### PROMPT
Reproduce each of the following items word for word, with no changes.

### Records from a dataset
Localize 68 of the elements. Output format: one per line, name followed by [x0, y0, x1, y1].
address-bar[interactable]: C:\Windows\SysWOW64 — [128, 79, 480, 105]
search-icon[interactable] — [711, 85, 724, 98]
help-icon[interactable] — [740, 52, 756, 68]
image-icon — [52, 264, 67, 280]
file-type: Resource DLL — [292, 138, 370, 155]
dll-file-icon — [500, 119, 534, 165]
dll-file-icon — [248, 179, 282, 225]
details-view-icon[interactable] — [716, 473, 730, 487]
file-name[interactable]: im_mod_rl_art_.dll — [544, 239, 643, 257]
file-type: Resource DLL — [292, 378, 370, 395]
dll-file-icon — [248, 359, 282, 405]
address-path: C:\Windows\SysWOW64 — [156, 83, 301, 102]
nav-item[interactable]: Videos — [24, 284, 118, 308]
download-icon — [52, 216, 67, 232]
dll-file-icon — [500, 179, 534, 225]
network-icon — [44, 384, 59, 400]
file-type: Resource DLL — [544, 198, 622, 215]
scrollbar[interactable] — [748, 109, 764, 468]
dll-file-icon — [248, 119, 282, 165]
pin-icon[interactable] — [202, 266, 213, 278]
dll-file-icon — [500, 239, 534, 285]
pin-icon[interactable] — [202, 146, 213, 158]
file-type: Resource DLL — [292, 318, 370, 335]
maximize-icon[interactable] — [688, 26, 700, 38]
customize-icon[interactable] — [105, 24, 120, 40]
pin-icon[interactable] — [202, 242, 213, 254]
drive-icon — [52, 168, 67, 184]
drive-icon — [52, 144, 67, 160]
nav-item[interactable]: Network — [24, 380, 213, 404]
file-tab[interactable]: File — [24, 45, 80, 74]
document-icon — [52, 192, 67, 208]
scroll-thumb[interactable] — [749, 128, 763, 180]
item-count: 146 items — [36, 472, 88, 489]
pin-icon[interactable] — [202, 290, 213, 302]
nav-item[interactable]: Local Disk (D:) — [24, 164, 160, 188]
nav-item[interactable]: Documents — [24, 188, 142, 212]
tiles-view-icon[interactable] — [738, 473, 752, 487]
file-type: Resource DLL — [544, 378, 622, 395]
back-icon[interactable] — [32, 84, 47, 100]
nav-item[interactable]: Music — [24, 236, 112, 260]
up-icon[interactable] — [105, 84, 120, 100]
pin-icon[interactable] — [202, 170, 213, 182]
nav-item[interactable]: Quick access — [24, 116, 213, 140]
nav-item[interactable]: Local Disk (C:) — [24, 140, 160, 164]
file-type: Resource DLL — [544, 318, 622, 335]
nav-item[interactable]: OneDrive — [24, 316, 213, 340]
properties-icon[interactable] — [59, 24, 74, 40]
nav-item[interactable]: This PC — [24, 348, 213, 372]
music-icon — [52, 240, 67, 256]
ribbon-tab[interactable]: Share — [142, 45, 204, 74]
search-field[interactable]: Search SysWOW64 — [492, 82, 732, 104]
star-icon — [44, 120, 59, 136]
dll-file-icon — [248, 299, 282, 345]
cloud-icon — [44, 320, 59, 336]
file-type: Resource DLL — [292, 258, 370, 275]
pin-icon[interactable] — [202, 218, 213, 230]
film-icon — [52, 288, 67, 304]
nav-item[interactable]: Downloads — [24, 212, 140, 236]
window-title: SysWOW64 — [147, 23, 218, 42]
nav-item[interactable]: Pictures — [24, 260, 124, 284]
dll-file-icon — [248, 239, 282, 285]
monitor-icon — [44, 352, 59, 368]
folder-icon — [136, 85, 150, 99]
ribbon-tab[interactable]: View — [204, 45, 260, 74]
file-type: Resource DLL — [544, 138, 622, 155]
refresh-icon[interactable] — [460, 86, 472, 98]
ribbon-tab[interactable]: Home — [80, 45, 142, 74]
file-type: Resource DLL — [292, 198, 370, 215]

### EXPECTED ANSWER
Localize 68 of the elements. Output format: one per line, name followed by [x0, y0, x1, y1].
address-bar[interactable]: C:\Windows\SysWOW64 — [128, 79, 480, 105]
search-icon[interactable] — [711, 85, 724, 98]
help-icon[interactable] — [740, 52, 756, 68]
image-icon — [52, 264, 67, 280]
file-type: Resource DLL — [292, 138, 370, 155]
dll-file-icon — [500, 119, 534, 165]
dll-file-icon — [248, 179, 282, 225]
details-view-icon[interactable] — [716, 473, 730, 487]
file-name[interactable]: im_mod_rl_art_.dll — [544, 239, 643, 257]
file-type: Resource DLL — [292, 378, 370, 395]
dll-file-icon — [248, 359, 282, 405]
address-path: C:\Windows\SysWOW64 — [156, 83, 301, 102]
nav-item[interactable]: Videos — [24, 284, 118, 308]
download-icon — [52, 216, 67, 232]
dll-file-icon — [500, 179, 534, 225]
network-icon — [44, 384, 59, 400]
file-type: Resource DLL — [544, 198, 622, 215]
scrollbar[interactable] — [748, 109, 764, 468]
dll-file-icon — [248, 119, 282, 165]
pin-icon[interactable] — [202, 266, 213, 278]
dll-file-icon — [500, 239, 534, 285]
pin-icon[interactable] — [202, 146, 213, 158]
file-type: Resource DLL — [292, 318, 370, 335]
maximize-icon[interactable] — [688, 26, 700, 38]
customize-icon[interactable] — [105, 24, 120, 40]
pin-icon[interactable] — [202, 242, 213, 254]
drive-icon — [52, 168, 67, 184]
drive-icon — [52, 144, 67, 160]
nav-item[interactable]: Network — [24, 380, 213, 404]
file-tab[interactable]: File — [24, 45, 80, 74]
document-icon — [52, 192, 67, 208]
scroll-thumb[interactable] — [749, 128, 763, 180]
item-count: 146 items — [36, 472, 88, 489]
pin-icon[interactable] — [202, 290, 213, 302]
nav-item[interactable]: Local Disk (D:) — [24, 164, 160, 188]
nav-item[interactable]: Documents — [24, 188, 142, 212]
tiles-view-icon[interactable] — [738, 473, 752, 487]
file-type: Resource DLL — [544, 378, 622, 395]
back-icon[interactable] — [32, 84, 47, 100]
nav-item[interactable]: Music — [24, 236, 112, 260]
up-icon[interactable] — [105, 84, 120, 100]
pin-icon[interactable] — [202, 170, 213, 182]
nav-item[interactable]: Quick access — [24, 116, 213, 140]
nav-item[interactable]: Local Disk (C:) — [24, 140, 160, 164]
file-type: Resource DLL — [544, 318, 622, 335]
nav-item[interactable]: OneDrive — [24, 316, 213, 340]
properties-icon[interactable] — [59, 24, 74, 40]
nav-item[interactable]: This PC — [24, 348, 213, 372]
music-icon — [52, 240, 67, 256]
ribbon-tab[interactable]: Share — [142, 45, 204, 74]
search-field[interactable]: Search SysWOW64 — [492, 82, 732, 104]
star-icon — [44, 120, 59, 136]
dll-file-icon — [248, 299, 282, 345]
cloud-icon — [44, 320, 59, 336]
file-type: Resource DLL — [292, 258, 370, 275]
pin-icon[interactable] — [202, 218, 213, 230]
film-icon — [52, 288, 67, 304]
nav-item[interactable]: Downloads — [24, 212, 140, 236]
window-title: SysWOW64 — [147, 23, 218, 42]
nav-item[interactable]: Pictures — [24, 260, 124, 284]
dll-file-icon — [248, 239, 282, 285]
monitor-icon — [44, 352, 59, 368]
folder-icon — [136, 85, 150, 99]
ribbon-tab[interactable]: View — [204, 45, 260, 74]
file-type: Resource DLL — [544, 138, 622, 155]
refresh-icon[interactable] — [460, 86, 472, 98]
ribbon-tab[interactable]: Home — [80, 45, 142, 74]
file-type: Resource DLL — [292, 198, 370, 215]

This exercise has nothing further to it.